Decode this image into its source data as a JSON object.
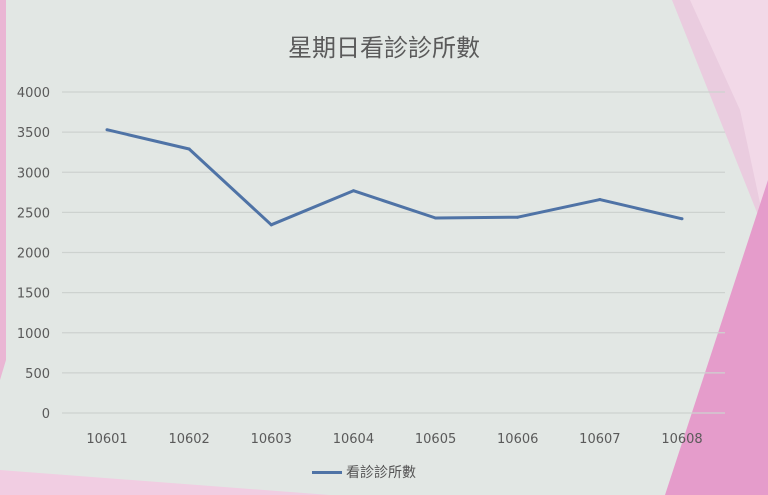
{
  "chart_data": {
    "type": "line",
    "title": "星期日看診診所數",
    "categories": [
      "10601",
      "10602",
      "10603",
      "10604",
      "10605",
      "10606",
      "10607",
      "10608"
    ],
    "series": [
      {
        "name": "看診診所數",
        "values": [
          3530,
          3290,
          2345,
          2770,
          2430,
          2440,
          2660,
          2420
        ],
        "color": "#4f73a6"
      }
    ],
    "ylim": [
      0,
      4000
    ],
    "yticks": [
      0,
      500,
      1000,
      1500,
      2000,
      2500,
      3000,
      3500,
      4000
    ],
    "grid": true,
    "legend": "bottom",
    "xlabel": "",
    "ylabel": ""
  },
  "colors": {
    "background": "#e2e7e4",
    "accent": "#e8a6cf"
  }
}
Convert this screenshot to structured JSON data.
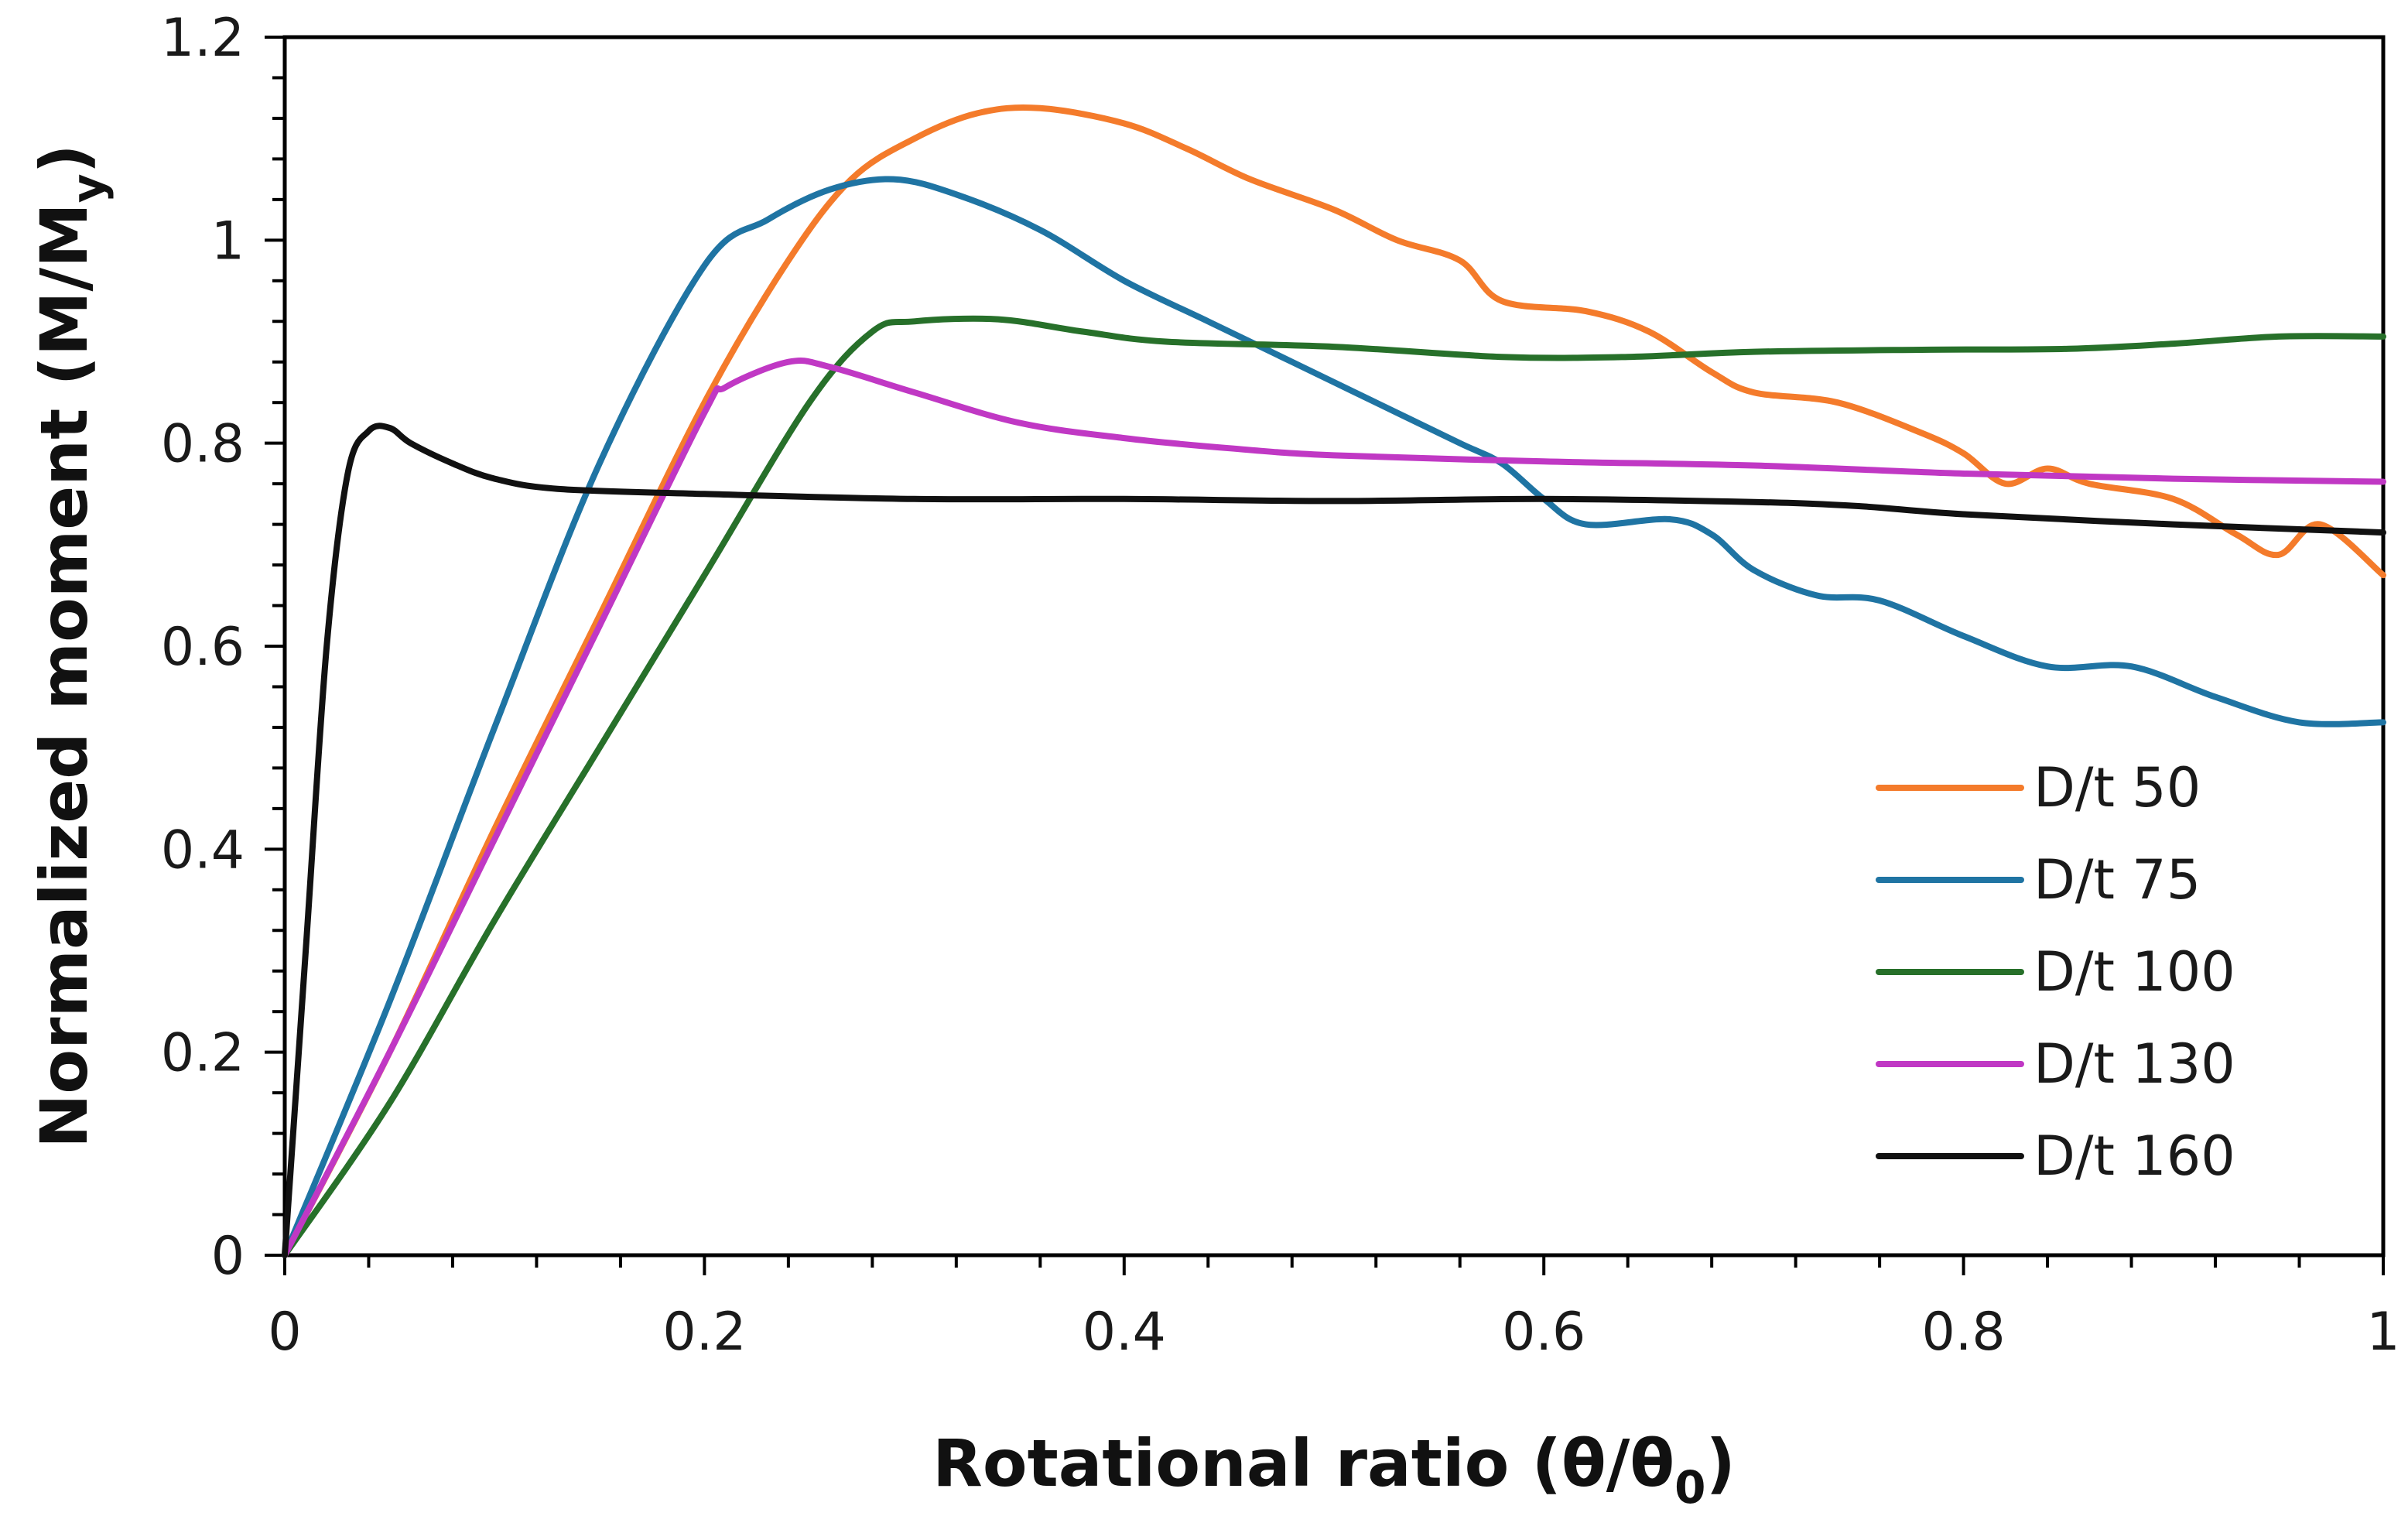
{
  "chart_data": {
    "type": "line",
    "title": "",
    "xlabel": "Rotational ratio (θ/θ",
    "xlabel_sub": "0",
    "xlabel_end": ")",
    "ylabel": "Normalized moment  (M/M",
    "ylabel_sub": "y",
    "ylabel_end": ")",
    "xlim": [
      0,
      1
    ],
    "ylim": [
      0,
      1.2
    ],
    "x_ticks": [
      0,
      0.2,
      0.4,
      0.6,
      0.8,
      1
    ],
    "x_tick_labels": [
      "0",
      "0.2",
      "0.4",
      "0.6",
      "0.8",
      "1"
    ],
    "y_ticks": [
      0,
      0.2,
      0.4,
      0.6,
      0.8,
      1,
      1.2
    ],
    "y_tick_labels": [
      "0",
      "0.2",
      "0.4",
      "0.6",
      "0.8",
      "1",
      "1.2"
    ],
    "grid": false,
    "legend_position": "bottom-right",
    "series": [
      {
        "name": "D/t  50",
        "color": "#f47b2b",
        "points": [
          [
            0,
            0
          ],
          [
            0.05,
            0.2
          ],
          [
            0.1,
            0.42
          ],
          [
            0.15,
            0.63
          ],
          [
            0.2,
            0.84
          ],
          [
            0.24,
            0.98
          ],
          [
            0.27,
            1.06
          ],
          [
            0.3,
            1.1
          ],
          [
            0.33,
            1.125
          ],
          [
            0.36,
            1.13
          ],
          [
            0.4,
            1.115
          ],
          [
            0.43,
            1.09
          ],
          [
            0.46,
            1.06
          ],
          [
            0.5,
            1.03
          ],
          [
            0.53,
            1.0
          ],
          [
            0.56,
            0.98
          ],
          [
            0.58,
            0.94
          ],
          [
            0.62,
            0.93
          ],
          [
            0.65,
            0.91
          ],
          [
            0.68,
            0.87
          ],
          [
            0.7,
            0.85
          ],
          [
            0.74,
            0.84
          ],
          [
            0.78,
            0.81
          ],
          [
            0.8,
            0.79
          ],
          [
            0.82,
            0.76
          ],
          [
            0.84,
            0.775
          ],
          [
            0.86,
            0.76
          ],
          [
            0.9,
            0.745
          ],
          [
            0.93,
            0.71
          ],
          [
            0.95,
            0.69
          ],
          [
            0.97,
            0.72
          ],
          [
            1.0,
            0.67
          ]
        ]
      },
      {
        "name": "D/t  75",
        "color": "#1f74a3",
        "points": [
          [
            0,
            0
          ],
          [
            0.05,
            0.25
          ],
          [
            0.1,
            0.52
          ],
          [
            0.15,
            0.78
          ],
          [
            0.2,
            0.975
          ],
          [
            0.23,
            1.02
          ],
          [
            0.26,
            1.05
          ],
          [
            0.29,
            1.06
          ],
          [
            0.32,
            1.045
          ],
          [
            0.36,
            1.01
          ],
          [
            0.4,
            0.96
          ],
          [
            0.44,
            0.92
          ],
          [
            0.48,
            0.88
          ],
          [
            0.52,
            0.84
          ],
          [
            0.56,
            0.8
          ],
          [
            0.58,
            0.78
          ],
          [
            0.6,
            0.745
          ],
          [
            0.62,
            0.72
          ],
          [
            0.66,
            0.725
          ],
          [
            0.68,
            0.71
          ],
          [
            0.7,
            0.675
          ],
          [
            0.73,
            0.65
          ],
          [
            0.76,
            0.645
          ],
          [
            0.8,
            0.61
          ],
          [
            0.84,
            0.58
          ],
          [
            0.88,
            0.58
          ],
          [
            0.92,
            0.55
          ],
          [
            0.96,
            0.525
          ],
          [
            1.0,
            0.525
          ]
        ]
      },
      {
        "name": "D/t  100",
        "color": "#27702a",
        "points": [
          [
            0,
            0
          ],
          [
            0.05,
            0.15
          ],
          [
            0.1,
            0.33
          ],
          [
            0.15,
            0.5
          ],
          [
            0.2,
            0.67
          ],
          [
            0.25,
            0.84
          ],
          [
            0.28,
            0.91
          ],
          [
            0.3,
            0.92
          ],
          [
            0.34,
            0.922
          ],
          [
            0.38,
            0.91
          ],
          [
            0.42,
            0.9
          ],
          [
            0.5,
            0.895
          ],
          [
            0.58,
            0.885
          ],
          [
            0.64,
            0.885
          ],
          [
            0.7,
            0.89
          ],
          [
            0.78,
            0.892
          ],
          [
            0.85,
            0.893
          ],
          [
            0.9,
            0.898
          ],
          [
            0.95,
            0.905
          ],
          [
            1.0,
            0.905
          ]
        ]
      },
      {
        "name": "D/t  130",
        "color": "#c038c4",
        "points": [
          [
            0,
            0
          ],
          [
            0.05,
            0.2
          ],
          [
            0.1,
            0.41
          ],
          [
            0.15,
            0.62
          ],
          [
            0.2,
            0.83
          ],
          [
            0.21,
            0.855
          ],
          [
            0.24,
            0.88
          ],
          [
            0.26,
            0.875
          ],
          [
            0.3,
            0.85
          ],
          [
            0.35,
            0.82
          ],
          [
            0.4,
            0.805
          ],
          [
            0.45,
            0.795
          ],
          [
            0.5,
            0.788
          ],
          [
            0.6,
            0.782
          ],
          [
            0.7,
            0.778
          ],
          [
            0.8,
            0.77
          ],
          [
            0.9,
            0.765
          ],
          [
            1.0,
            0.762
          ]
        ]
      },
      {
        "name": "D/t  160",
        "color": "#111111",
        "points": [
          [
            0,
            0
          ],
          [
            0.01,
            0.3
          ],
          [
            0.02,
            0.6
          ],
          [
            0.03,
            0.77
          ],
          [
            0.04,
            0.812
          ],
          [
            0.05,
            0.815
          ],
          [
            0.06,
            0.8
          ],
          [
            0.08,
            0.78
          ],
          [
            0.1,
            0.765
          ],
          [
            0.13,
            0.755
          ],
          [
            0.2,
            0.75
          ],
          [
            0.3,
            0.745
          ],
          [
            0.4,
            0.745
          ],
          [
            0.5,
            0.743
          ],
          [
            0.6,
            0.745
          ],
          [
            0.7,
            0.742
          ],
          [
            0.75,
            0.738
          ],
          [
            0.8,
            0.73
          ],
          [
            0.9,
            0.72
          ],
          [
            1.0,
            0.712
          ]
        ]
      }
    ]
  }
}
· · · ·
From the data above, copy each line that has the string "JSON".

Decode this image into its source data as a JSON object.
Convert this screenshot to structured JSON data.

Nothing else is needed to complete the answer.